Given text Block Start
# classical music guitar CD



## Tom Rasely (Nov 7, 2010)

If you're thinking that the title of this post is worded rather oddly, let me explain. The CD is called "A Classical Mood" and is available at the following link.
http://www.amazon.com/A-Classical-Mood/dp/B003ME9WM8/ref=sr_shvl_album_3?ie=UTF8&qid=1289363879&sr=301-3
It's a collection of 13 cuts consisting of some of my all-time favorite classical pieces which I arranged for solo fingerstyle/classical guitar. A short list of titles includes:
- "Pavane" (Faure)
- "Jupiter" (Holst)
- "Ave Verum" (Mozart)
- O Mio Babbino Caro (Puccini)
Also, Brahms, Bach, Sibelius, etc.
Nothing on the album was originally written for guitar, so the goal was to make them all sound as if they *were* written for the guitar. Follow?

It is a live-in-the-studio recording that has a particularly warm feel to it. Very soothing. If you feel so inclined, I invite you to check it out. Amazon let's you preview everything on it.
Tom Rasely


----------



## Ukko (Jun 4, 2010)

I checked it out, Tom. I couldn't listen to all of the samples, because the string noise was too distracting. I realize that the great Segovia recorded with string noise - he apparently considered it part of the ambiance. I much prefer the fretting technique that is exemplified by Yepes, but a viable alternative is to position the microphone(s) ~15-20 feet from the guitar; sort of simulating a music bar setting.

Just my preference, with no intention of raining on your parade.


----------
Given text Block End
● What is needed: Rewrite the guitar CD thread between "It is a live-in-the-studio" and "on your parade.", inclusive, replacing "string noise" with "fret squeak" wherever it occurs. You won't need the material that comes next.
Source material Block Start
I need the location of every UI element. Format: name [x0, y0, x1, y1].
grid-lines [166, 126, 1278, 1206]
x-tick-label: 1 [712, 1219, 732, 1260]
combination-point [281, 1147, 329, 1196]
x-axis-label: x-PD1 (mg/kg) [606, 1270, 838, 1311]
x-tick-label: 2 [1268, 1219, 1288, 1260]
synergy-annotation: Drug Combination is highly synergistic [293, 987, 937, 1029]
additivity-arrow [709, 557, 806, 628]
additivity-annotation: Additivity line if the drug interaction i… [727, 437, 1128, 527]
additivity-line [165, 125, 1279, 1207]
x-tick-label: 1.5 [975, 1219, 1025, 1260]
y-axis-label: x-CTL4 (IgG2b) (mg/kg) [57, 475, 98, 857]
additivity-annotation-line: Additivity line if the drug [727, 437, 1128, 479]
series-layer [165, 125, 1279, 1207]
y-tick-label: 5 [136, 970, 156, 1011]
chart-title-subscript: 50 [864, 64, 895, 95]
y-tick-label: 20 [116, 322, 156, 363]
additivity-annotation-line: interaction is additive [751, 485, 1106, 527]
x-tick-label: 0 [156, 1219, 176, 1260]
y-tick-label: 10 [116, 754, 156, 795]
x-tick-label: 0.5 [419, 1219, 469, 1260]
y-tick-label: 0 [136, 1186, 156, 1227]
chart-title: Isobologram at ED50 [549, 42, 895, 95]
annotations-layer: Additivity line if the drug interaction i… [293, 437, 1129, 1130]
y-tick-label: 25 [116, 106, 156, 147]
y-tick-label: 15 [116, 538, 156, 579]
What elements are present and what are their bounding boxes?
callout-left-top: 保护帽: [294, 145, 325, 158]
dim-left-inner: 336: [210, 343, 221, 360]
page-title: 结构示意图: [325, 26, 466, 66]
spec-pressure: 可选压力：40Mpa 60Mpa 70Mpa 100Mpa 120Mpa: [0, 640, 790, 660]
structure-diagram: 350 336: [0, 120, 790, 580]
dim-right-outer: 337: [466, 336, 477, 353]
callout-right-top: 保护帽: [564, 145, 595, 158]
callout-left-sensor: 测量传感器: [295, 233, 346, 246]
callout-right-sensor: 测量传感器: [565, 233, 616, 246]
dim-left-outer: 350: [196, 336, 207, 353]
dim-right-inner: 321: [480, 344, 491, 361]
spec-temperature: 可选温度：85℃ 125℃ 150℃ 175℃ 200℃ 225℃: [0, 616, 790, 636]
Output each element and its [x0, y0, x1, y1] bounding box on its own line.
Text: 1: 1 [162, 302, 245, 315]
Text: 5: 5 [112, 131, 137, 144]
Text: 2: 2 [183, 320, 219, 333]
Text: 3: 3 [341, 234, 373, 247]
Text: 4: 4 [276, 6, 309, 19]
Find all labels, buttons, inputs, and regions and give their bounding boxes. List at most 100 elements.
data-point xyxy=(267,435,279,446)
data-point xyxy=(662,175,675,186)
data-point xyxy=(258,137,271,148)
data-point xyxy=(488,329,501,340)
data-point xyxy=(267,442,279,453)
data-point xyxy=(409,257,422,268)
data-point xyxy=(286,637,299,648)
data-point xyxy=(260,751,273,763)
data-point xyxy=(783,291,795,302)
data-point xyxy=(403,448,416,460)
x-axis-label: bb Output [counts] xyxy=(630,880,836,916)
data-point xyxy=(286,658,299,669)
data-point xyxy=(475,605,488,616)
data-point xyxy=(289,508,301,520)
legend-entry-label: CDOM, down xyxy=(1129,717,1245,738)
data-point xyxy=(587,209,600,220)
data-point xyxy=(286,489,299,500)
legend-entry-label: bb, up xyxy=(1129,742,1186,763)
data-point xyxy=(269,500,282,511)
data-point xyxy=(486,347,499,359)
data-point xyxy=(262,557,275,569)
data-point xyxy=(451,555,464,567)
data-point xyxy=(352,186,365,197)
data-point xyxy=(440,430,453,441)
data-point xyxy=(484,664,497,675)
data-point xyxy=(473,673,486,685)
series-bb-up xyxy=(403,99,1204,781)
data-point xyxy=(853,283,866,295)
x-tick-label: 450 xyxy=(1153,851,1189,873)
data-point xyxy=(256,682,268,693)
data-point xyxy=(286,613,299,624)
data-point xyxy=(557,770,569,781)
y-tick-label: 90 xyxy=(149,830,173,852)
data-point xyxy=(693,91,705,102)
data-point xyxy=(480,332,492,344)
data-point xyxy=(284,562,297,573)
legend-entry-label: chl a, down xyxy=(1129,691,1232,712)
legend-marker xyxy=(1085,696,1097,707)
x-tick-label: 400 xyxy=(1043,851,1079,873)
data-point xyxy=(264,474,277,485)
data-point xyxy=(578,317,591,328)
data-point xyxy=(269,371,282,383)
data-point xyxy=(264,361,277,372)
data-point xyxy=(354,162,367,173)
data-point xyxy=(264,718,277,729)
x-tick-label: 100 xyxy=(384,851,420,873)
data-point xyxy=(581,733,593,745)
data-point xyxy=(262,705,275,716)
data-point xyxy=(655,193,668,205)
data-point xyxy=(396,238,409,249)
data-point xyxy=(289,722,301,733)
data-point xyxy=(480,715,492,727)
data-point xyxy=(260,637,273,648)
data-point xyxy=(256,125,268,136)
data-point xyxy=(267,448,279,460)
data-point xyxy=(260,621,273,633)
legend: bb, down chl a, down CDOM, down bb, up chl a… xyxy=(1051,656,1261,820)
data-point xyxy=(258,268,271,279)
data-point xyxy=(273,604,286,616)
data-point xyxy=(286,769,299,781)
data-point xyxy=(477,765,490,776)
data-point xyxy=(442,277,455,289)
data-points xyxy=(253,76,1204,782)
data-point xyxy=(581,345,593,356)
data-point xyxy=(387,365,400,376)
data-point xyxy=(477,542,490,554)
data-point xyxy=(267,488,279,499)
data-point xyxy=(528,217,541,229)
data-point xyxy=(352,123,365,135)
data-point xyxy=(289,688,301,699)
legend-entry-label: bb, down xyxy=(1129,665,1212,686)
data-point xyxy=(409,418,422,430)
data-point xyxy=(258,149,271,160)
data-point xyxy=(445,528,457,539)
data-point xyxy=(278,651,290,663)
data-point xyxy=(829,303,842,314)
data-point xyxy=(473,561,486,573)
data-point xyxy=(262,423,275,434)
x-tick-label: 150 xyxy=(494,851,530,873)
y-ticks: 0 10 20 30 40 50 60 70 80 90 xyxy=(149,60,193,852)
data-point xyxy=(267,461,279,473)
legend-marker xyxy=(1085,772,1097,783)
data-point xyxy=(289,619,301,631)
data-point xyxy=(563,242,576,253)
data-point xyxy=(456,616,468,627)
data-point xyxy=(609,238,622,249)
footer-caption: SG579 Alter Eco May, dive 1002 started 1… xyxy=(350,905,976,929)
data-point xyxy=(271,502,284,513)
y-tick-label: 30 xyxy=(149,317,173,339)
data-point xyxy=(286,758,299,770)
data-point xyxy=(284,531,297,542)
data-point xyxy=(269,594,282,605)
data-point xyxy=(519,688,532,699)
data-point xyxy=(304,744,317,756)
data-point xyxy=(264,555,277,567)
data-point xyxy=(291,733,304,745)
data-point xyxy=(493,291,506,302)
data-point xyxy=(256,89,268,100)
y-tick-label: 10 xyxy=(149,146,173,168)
Source material Block End
● Problem solution:
It is a live-in-the-studio recording that has a particularly warm feel to it. Very soothing. If you feel so inclined, I invite you to check it out. Amazon let's you preview everything on it.
Tom Rasely


----------



## Ukko (Jun 4, 2010)

I checked it out, Tom. I couldn't listen to all of the samples, because the fret squeak was too distracting. I realize that the great Segovia recorded with fret squeak - he apparently considered it part of the ambiance. I much prefer the fretting technique that is exemplified by Yepes, but a viable alternative is to position the microphone(s) ~15-20 feet from the guitar; sort of simulating a music bar setting.

Just my preference, with no intention of raining on your parade.